* [TASK BRIEF]
Below are some records; reproduce every one of them exactly.

* [WORKING DATA]
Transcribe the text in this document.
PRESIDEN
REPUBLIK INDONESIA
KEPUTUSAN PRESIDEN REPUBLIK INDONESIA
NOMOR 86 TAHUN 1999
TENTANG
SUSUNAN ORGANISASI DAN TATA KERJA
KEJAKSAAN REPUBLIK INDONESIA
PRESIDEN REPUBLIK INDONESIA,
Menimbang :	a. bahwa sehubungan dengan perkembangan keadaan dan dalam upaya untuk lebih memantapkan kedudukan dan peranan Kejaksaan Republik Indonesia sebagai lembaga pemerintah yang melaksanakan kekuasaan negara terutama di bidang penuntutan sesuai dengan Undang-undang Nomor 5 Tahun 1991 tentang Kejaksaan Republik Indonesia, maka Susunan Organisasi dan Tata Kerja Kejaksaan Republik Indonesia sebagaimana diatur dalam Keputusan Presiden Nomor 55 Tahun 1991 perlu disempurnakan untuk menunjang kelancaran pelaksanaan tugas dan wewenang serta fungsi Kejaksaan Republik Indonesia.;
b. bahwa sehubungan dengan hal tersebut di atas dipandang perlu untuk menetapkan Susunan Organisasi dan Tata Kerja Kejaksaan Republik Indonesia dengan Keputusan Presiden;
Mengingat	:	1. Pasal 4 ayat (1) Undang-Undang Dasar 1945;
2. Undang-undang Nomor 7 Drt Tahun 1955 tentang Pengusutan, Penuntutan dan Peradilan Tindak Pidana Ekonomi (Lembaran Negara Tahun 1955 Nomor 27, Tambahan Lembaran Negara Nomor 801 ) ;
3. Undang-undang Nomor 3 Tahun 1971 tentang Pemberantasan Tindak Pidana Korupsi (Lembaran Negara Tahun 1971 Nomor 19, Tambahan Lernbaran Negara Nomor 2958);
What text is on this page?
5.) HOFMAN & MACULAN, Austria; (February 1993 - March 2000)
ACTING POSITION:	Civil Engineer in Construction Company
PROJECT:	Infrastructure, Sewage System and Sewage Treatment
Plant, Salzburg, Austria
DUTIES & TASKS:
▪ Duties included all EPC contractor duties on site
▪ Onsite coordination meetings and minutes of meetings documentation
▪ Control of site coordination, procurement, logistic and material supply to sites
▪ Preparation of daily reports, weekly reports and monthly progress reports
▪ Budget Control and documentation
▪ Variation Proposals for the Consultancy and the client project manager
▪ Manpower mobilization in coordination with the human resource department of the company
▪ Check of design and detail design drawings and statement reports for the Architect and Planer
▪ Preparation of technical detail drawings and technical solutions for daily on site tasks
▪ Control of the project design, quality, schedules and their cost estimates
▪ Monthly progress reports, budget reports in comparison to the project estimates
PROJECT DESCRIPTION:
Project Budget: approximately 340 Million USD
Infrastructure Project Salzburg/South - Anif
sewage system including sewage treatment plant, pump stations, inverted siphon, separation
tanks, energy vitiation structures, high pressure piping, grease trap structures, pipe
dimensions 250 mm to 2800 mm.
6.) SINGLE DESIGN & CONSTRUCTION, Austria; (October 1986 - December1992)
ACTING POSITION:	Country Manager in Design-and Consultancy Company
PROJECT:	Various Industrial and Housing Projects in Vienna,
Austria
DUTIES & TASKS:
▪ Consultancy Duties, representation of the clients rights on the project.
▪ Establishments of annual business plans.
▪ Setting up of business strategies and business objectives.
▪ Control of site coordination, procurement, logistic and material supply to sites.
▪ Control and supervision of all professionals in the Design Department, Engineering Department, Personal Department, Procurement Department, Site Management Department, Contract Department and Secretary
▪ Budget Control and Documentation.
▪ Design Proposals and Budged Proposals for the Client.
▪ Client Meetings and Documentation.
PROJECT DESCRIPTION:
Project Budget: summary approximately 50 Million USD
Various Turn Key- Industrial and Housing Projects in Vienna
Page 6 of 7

* [WORKED ANSWER]
Transcribe the text in this document.
PRESIDEN
REPUBLIK INDONESIA
KEPUTUSAN PRESIDEN REPUBLIK INDONESIA
NOMOR 86 TAHUN 1999
TENTANG
SUSUNAN ORGANISASI DAN TATA KERJA
KEJAKSAAN REPUBLIK INDONESIA
PRESIDEN REPUBLIK INDONESIA,
Menimbang :	a. bahwa sehubungan dengan perkembangan keadaan dan dalam upaya untuk lebih memantapkan kedudukan dan peranan Kejaksaan Republik Indonesia sebagai lembaga pemerintah yang melaksanakan kekuasaan negara terutama di bidang penuntutan sesuai dengan Undang-undang Nomor 5 Tahun 1991 tentang Kejaksaan Republik Indonesia, maka Susunan Organisasi dan Tata Kerja Kejaksaan Republik Indonesia sebagaimana diatur dalam Keputusan Presiden Nomor 55 Tahun 1991 perlu disempurnakan untuk menunjang kelancaran pelaksanaan tugas dan wewenang serta fungsi Kejaksaan Republik Indonesia.;
b. bahwa sehubungan dengan hal tersebut di atas dipandang perlu untuk menetapkan Susunan Organisasi dan Tata Kerja Kejaksaan Republik Indonesia dengan Keputusan Presiden;
Mengingat	:	1. Pasal 4 ayat (1) Undang-Undang Dasar 1945;
2. Undang-undang Nomor 7 Drt Tahun 1955 tentang Pengusutan, Penuntutan dan Peradilan Tindak Pidana Ekonomi (Lembaran Negara Tahun 1955 Nomor 27, Tambahan Lembaran Negara Nomor 801 ) ;
3. Undang-undang Nomor 3 Tahun 1971 tentang Pemberantasan Tindak Pidana Korupsi (Lembaran Negara Tahun 1971 Nomor 19, Tambahan Lernbaran Negara Nomor 2958);
What text is on this page?
5.) HOFMAN & MACULAN, Austria; (February 1993 - March 2000)
ACTING POSITION:	Civil Engineer in Construction Company
PROJECT:	Infrastructure, Sewage System and Sewage Treatment
Plant, Salzburg, Austria
DUTIES & TASKS:
▪ Duties included all EPC contractor duties on site
▪ Onsite coordination meetings and minutes of meetings documentation
▪ Control of site coordination, procurement, logistic and material supply to sites
▪ Preparation of daily reports, weekly reports and monthly progress reports
▪ Budget Control and documentation
▪ Variation Proposals for the Consultancy and the client project manager
▪ Manpower mobilization in coordination with the human resource department of the company
▪ Check of design and detail design drawings and statement reports for the Architect and Planer
▪ Preparation of technical detail drawings and technical solutions for daily on site tasks
▪ Control of the project design, quality, schedules and their cost estimates
▪ Monthly progress reports, budget reports in comparison to the project estimates
PROJECT DESCRIPTION:
Project Budget: approximately 340 Million USD
Infrastructure Project Salzburg/South - Anif
sewage system including sewage treatment plant, pump stations, inverted siphon, separation
tanks, energy vitiation structures, high pressure piping, grease trap structures, pipe
dimensions 250 mm to 2800 mm.
6.) SINGLE DESIGN & CONSTRUCTION, Austria; (October 1986 - December1992)
ACTING POSITION:	Country Manager in Design-and Consultancy Company
PROJECT:	Various Industrial and Housing Projects in Vienna,
Austria
DUTIES & TASKS:
▪ Consultancy Duties, representation of the clients rights on the project.
▪ Establishments of annual business plans.
▪ Setting up of business strategies and business objectives.
▪ Control of site coordination, procurement, logistic and material supply to sites.
▪ Control and supervision of all professionals in the Design Department, Engineering Department, Personal Department, Procurement Department, Site Management Department, Contract Department and Secretary
▪ Budget Control and Documentation.
▪ Design Proposals and Budged Proposals for the Client.
▪ Client Meetings and Documentation.
PROJECT DESCRIPTION:
Project Budget: summary approximately 50 Million USD
Various Turn Key- Industrial and Housing Projects in Vienna
Page 6 of 7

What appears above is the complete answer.